| Task directions |
Scan the material below for the string "this", and copy every line where it shows up.

Begin

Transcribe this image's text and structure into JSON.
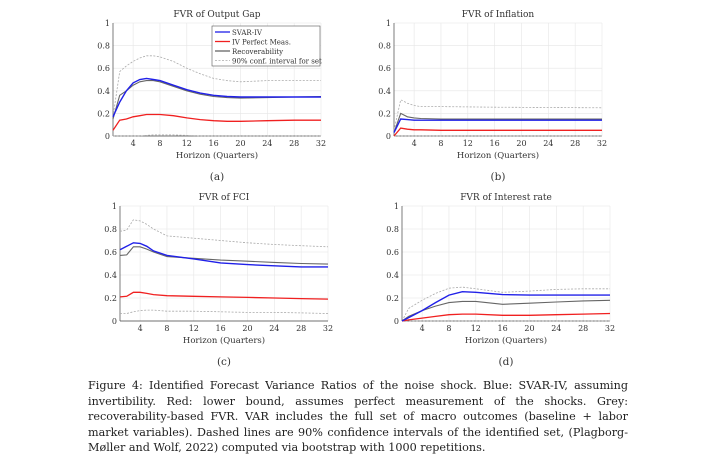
{
  "colors": {
    "svar": "#2020e8",
    "iv": "#f02020",
    "recov": "#666666",
    "ci": "#aaaaaa",
    "grid": "#e6e6e6"
  },
  "legend": [
    "SVAR-IV",
    "IV Perfect Meas.",
    "Recoverability",
    "90% conf. interval for set"
  ],
  "caption": "Figure 4: Identified Forecast Variance Ratios of the noise shock. Blue: SVAR-IV, assuming invertibility. Red: lower bound, assumes perfect measurement of the shocks. Grey: recoverability-based FVR. VAR includes the full set of macro outcomes (baseline + labor market variables). Dashed lines are 90% confidence intervals of the identified set, (Plagborg-Møller and Wolf, 2022) computed via bootstrap with 1000 repetitions.",
  "chart_data": [
    {
      "type": "line",
      "title": "FVR of Output Gap",
      "sublabel": "(a)",
      "xlabel": "Horizon (Quarters)",
      "ylabel": "",
      "xlim": [
        1,
        32
      ],
      "ylim": [
        0,
        1
      ],
      "xticks": [
        4,
        8,
        12,
        16,
        20,
        24,
        28,
        32
      ],
      "yticks": [
        0,
        0.2,
        0.4,
        0.6,
        0.8,
        1
      ],
      "ytick_labels": [
        "0",
        "0.2",
        "0.4",
        "0.6",
        "0.8",
        "1"
      ],
      "grid": true,
      "legend": "top-right",
      "x": [
        1,
        2,
        3,
        4,
        5,
        6,
        7,
        8,
        10,
        12,
        14,
        16,
        18,
        20,
        24,
        28,
        32
      ],
      "series": [
        {
          "name": "90% conf. interval for set",
          "role": "ci",
          "values": [
            0.17,
            0.57,
            0.62,
            0.66,
            0.69,
            0.71,
            0.71,
            0.7,
            0.66,
            0.6,
            0.55,
            0.51,
            0.49,
            0.48,
            0.49,
            0.49,
            0.49
          ]
        },
        {
          "name": "90% conf. interval for set (lower)",
          "role": "ci",
          "values": [
            0,
            0,
            0,
            0,
            0,
            0.005,
            0.01,
            0.01,
            0.01,
            0.005,
            0,
            0,
            0,
            0,
            0,
            0,
            0
          ]
        },
        {
          "name": "Recoverability",
          "role": "recov",
          "values": [
            0.15,
            0.36,
            0.4,
            0.45,
            0.48,
            0.49,
            0.49,
            0.48,
            0.44,
            0.4,
            0.37,
            0.35,
            0.34,
            0.335,
            0.34,
            0.345,
            0.35
          ]
        },
        {
          "name": "IV Perfect Meas.",
          "role": "iv",
          "values": [
            0.05,
            0.14,
            0.15,
            0.17,
            0.18,
            0.19,
            0.19,
            0.19,
            0.18,
            0.16,
            0.145,
            0.135,
            0.13,
            0.13,
            0.135,
            0.14,
            0.14
          ]
        },
        {
          "name": "SVAR-IV",
          "role": "svar",
          "values": [
            0.17,
            0.3,
            0.4,
            0.47,
            0.5,
            0.51,
            0.5,
            0.49,
            0.45,
            0.41,
            0.38,
            0.36,
            0.35,
            0.345,
            0.345,
            0.345,
            0.345
          ]
        }
      ]
    },
    {
      "type": "line",
      "title": "FVR of Inflation",
      "sublabel": "(b)",
      "xlabel": "Horizon (Quarters)",
      "ylabel": "",
      "xlim": [
        1,
        32
      ],
      "ylim": [
        0,
        1
      ],
      "xticks": [
        4,
        8,
        12,
        16,
        20,
        24,
        28,
        32
      ],
      "yticks": [
        0,
        0.2,
        0.4,
        0.6,
        0.8,
        1
      ],
      "ytick_labels": [
        "0",
        "0.2",
        "0.4",
        "0.6",
        "0.8",
        "1"
      ],
      "grid": true,
      "x": [
        1,
        2,
        3,
        4,
        5,
        8,
        16,
        32
      ],
      "series": [
        {
          "name": "90% conf. interval for set",
          "role": "ci",
          "values": [
            0.05,
            0.32,
            0.29,
            0.27,
            0.26,
            0.26,
            0.255,
            0.25
          ]
        },
        {
          "name": "90% conf. interval for set (lower)",
          "role": "ci",
          "values": [
            0,
            0,
            0,
            0,
            0,
            0,
            0,
            0
          ]
        },
        {
          "name": "Recoverability",
          "role": "recov",
          "values": [
            0.03,
            0.2,
            0.17,
            0.16,
            0.155,
            0.15,
            0.15,
            0.15
          ]
        },
        {
          "name": "IV Perfect Meas.",
          "role": "iv",
          "values": [
            0,
            0.07,
            0.06,
            0.055,
            0.055,
            0.05,
            0.05,
            0.05
          ]
        },
        {
          "name": "SVAR-IV",
          "role": "svar",
          "values": [
            0.03,
            0.15,
            0.145,
            0.14,
            0.14,
            0.14,
            0.14,
            0.14
          ]
        }
      ]
    },
    {
      "type": "line",
      "title": "FVR of FCI",
      "sublabel": "(c)",
      "xlabel": "Horizon (Quarters)",
      "ylabel": "",
      "xlim": [
        1,
        32
      ],
      "ylim": [
        0,
        1
      ],
      "xticks": [
        4,
        8,
        12,
        16,
        20,
        24,
        28,
        32
      ],
      "yticks": [
        0,
        0.2,
        0.4,
        0.6,
        0.8,
        1
      ],
      "ytick_labels": [
        "0",
        "0.2",
        "0.4",
        "0.6",
        "0.8",
        "1"
      ],
      "grid": true,
      "x": [
        1,
        2,
        3,
        4,
        5,
        6,
        8,
        12,
        16,
        20,
        24,
        28,
        32
      ],
      "series": [
        {
          "name": "90% conf. interval for set",
          "role": "ci",
          "values": [
            0.78,
            0.79,
            0.88,
            0.87,
            0.84,
            0.8,
            0.74,
            0.72,
            0.7,
            0.68,
            0.665,
            0.655,
            0.645
          ]
        },
        {
          "name": "90% conf. interval for set (lower)",
          "role": "ci",
          "values": [
            0.065,
            0.065,
            0.08,
            0.09,
            0.095,
            0.095,
            0.085,
            0.085,
            0.08,
            0.075,
            0.075,
            0.07,
            0.065
          ]
        },
        {
          "name": "Recoverability",
          "role": "recov",
          "values": [
            0.57,
            0.575,
            0.645,
            0.645,
            0.625,
            0.6,
            0.56,
            0.545,
            0.53,
            0.52,
            0.51,
            0.5,
            0.495
          ]
        },
        {
          "name": "IV Perfect Meas.",
          "role": "iv",
          "values": [
            0.21,
            0.215,
            0.25,
            0.25,
            0.24,
            0.23,
            0.22,
            0.215,
            0.21,
            0.205,
            0.2,
            0.195,
            0.19
          ]
        },
        {
          "name": "SVAR-IV",
          "role": "svar",
          "values": [
            0.62,
            0.65,
            0.68,
            0.675,
            0.65,
            0.61,
            0.57,
            0.54,
            0.505,
            0.49,
            0.48,
            0.47,
            0.47
          ]
        }
      ]
    },
    {
      "type": "line",
      "title": "FVR of Interest rate",
      "sublabel": "(d)",
      "xlabel": "Horizon (Quarters)",
      "ylabel": "",
      "xlim": [
        1,
        32
      ],
      "ylim": [
        0,
        1
      ],
      "xticks": [
        4,
        8,
        12,
        16,
        20,
        24,
        28,
        32
      ],
      "yticks": [
        0,
        0.2,
        0.4,
        0.6,
        0.8,
        1
      ],
      "ytick_labels": [
        "0",
        "0.2",
        "0.4",
        "0.6",
        "0.8",
        "1"
      ],
      "grid": true,
      "x": [
        1,
        2,
        4,
        6,
        8,
        10,
        12,
        16,
        20,
        24,
        28,
        32
      ],
      "series": [
        {
          "name": "90% conf. interval for set",
          "role": "ci",
          "values": [
            0,
            0.11,
            0.18,
            0.24,
            0.285,
            0.295,
            0.28,
            0.25,
            0.26,
            0.275,
            0.28,
            0.28
          ]
        },
        {
          "name": "90% conf. interval for set (lower)",
          "role": "ci",
          "values": [
            0,
            0,
            0,
            0,
            0,
            0,
            0,
            0,
            0,
            0,
            0,
            0
          ]
        },
        {
          "name": "Recoverability",
          "role": "recov",
          "values": [
            0,
            0.04,
            0.09,
            0.13,
            0.16,
            0.17,
            0.17,
            0.145,
            0.155,
            0.165,
            0.175,
            0.18
          ]
        },
        {
          "name": "IV Perfect Meas.",
          "role": "iv",
          "values": [
            0,
            0.01,
            0.025,
            0.04,
            0.055,
            0.06,
            0.06,
            0.05,
            0.05,
            0.055,
            0.06,
            0.065
          ]
        },
        {
          "name": "SVAR-IV",
          "role": "svar",
          "values": [
            0,
            0.03,
            0.09,
            0.16,
            0.225,
            0.255,
            0.25,
            0.23,
            0.225,
            0.225,
            0.225,
            0.225
          ]
        }
      ]
    }
  ]
}
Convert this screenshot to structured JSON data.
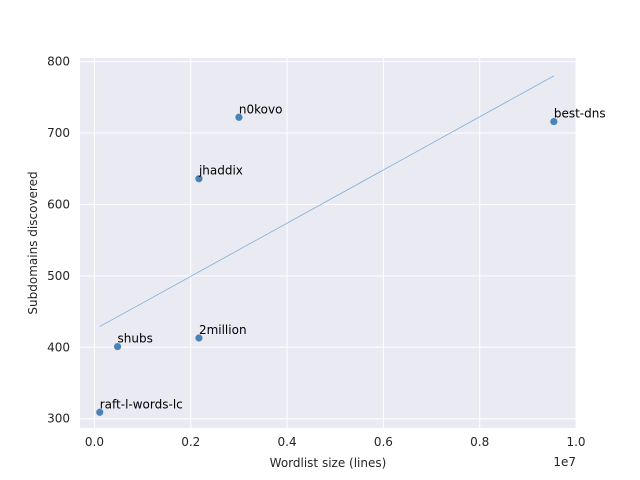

End

| Exercise answer |
Transcribe this image's text and structure into JSON.
Convert this screenshot to structured JSON data.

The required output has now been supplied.